Required work. Wherever the string "name" appears, copy the whole line.

Record excerpts.
# # # # #
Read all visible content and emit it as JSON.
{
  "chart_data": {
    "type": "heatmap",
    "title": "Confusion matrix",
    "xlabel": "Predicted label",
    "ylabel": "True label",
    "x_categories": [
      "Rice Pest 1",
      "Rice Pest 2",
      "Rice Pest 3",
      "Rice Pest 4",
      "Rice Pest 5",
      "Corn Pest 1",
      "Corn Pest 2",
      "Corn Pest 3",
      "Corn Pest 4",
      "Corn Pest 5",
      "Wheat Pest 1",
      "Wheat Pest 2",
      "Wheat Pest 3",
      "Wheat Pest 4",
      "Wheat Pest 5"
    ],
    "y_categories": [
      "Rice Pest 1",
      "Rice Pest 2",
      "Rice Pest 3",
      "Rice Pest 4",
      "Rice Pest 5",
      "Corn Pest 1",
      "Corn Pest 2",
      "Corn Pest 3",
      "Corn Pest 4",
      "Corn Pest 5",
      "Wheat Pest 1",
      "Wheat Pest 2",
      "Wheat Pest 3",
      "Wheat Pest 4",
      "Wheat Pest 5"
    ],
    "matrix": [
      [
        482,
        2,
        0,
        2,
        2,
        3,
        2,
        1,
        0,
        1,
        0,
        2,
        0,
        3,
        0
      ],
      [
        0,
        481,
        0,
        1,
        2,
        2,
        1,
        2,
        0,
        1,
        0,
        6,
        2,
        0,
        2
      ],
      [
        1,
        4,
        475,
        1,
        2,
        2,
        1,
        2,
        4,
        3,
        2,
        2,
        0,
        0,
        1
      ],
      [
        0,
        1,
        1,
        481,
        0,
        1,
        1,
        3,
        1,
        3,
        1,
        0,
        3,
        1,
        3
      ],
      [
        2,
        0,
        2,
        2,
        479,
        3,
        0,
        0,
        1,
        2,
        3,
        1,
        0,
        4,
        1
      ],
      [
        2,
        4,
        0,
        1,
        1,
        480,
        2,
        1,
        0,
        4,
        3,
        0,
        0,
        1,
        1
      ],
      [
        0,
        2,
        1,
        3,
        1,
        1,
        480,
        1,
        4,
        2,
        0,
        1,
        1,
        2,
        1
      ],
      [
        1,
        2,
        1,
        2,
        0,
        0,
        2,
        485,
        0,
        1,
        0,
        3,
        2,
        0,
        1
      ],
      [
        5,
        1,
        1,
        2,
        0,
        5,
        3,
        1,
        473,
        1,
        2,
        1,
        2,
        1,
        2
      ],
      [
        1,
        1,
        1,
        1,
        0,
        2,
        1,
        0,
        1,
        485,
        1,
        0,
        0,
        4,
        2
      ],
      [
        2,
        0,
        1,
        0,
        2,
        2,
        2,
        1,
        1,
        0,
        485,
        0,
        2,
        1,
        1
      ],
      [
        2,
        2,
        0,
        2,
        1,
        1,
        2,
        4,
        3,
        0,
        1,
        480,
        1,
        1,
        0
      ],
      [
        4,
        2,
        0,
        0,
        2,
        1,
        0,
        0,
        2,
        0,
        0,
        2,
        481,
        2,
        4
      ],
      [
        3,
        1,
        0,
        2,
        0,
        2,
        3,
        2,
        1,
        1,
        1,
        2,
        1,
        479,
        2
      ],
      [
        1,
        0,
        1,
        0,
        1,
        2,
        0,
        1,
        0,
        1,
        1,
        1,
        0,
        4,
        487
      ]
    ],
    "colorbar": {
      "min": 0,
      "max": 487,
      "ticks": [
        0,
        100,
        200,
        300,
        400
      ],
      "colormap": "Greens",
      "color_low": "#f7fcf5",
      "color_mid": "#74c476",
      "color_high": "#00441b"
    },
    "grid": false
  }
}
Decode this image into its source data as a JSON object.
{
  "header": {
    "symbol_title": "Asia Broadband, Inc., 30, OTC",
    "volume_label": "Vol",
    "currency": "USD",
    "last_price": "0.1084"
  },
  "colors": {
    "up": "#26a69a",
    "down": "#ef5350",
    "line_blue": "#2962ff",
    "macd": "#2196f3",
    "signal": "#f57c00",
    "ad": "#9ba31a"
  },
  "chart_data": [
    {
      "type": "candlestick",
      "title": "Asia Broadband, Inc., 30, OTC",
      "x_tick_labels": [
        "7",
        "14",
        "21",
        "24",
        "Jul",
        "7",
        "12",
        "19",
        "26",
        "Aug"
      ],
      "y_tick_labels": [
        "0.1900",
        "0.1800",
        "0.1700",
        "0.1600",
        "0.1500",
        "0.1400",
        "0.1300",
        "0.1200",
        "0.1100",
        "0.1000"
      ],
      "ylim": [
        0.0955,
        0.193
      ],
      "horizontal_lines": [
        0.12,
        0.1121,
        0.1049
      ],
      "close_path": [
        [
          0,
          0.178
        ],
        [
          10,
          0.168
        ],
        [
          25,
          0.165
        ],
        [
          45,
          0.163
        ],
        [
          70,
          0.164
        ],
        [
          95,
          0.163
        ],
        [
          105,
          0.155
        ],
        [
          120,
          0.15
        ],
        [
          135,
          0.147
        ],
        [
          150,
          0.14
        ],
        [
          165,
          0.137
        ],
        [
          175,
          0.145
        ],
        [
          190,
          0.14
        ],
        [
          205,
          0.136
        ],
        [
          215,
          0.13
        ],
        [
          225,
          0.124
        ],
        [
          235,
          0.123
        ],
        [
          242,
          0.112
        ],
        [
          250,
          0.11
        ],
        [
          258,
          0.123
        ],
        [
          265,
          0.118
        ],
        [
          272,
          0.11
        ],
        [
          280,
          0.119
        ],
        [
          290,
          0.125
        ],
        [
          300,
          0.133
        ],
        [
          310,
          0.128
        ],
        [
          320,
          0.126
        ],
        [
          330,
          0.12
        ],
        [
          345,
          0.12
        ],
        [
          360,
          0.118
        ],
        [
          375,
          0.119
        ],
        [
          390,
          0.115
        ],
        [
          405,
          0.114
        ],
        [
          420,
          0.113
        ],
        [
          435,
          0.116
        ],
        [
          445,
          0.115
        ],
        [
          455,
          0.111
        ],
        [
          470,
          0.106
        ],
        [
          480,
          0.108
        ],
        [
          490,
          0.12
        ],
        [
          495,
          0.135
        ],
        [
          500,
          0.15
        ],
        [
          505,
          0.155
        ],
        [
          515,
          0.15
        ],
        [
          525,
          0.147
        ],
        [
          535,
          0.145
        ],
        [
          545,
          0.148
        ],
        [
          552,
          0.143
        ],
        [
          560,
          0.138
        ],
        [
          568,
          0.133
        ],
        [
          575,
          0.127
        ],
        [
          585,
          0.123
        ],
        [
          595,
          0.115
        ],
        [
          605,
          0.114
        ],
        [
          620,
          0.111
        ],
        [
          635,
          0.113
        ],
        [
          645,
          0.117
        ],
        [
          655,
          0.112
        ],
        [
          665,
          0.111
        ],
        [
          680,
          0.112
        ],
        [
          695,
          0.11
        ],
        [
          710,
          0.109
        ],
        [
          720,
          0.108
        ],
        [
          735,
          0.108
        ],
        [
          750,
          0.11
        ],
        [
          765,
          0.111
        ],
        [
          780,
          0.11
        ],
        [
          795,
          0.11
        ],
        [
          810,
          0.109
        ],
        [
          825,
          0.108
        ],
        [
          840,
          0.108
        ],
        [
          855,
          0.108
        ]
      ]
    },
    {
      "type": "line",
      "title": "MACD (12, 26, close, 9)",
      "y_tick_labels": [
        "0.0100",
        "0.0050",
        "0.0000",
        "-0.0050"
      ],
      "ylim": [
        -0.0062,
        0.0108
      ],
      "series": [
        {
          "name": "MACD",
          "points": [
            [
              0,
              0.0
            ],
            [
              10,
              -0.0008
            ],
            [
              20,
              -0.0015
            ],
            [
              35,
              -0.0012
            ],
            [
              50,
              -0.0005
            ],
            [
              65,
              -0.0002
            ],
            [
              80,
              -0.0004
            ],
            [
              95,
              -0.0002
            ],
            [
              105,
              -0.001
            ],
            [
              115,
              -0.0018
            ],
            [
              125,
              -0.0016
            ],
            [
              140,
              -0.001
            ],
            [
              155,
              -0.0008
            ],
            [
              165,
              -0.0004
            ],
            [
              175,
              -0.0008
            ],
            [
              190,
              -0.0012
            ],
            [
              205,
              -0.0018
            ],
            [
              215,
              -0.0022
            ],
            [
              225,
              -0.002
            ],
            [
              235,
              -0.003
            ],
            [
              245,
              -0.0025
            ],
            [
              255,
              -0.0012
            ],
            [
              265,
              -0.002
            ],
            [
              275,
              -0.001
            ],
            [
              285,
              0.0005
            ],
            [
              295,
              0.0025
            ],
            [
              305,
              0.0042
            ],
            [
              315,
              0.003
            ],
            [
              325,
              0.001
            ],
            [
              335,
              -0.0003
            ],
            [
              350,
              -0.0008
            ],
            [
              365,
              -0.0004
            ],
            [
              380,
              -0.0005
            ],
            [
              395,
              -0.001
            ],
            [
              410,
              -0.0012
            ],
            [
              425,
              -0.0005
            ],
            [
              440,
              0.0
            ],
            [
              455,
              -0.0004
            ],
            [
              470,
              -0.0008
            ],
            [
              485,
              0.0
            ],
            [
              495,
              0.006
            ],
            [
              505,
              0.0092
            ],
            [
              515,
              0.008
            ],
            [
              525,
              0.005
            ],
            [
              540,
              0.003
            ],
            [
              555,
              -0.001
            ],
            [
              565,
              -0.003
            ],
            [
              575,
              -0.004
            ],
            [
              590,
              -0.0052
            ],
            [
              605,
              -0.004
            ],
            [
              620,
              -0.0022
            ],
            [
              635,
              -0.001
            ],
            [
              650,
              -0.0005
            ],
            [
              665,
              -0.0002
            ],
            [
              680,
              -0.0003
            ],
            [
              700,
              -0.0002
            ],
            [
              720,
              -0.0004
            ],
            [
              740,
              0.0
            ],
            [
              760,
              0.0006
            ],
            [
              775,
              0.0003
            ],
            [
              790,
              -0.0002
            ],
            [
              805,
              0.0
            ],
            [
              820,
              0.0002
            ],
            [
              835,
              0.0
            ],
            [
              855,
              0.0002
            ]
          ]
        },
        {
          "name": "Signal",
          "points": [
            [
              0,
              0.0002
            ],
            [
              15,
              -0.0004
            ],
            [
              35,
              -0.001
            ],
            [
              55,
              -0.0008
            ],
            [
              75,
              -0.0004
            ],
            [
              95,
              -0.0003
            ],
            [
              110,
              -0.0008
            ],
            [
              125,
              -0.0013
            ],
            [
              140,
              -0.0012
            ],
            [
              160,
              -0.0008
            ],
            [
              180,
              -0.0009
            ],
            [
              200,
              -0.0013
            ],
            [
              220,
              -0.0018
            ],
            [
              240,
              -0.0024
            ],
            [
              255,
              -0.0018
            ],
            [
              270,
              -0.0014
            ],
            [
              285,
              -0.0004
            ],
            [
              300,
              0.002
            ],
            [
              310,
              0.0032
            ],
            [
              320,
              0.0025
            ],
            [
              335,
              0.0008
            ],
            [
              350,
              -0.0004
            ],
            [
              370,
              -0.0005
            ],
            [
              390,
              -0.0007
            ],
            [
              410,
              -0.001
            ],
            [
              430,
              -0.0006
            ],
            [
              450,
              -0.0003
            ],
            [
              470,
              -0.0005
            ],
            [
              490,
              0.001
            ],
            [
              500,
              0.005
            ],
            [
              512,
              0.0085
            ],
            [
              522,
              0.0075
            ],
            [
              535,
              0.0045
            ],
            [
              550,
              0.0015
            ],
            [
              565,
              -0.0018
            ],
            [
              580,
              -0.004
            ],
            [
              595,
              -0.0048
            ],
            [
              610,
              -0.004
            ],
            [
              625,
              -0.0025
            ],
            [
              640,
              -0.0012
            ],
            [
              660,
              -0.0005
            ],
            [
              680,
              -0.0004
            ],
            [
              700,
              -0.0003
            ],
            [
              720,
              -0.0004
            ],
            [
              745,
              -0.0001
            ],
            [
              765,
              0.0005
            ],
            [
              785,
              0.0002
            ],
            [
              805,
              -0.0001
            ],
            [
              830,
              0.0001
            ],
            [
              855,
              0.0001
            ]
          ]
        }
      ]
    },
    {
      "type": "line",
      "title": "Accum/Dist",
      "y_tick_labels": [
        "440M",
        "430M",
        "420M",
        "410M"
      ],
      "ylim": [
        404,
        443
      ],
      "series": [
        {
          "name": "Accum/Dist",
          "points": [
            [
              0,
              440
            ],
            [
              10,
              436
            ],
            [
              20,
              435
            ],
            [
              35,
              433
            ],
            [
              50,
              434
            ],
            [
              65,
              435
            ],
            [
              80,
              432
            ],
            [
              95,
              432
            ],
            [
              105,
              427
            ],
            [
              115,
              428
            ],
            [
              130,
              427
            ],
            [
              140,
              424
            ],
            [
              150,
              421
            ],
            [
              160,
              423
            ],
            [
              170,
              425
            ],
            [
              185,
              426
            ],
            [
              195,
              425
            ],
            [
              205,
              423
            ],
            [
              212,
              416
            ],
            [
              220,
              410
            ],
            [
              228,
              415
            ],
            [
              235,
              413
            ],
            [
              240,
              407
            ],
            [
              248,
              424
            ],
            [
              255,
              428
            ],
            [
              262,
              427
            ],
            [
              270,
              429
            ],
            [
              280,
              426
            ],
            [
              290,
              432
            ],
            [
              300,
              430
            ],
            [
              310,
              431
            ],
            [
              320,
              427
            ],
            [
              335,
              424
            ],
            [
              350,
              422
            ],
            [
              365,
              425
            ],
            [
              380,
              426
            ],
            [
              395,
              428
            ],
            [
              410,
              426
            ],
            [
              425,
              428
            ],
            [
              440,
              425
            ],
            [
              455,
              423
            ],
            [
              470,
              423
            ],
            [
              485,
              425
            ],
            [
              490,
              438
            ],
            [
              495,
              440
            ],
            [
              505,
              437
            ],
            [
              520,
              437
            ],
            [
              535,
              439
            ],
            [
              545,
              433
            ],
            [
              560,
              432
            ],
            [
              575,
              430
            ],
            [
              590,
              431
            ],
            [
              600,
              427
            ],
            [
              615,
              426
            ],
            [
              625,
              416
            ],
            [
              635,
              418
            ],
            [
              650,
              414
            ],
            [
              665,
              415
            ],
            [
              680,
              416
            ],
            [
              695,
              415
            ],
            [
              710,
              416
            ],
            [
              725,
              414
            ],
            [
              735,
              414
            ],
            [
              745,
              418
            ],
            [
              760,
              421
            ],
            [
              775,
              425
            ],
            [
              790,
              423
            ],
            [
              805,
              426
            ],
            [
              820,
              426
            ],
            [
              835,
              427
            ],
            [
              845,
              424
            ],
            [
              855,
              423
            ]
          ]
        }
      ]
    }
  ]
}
# # # # #
Finished answer.
          "name": "MACD",
          "name": "Signal",
          "name": "Accum/Dist",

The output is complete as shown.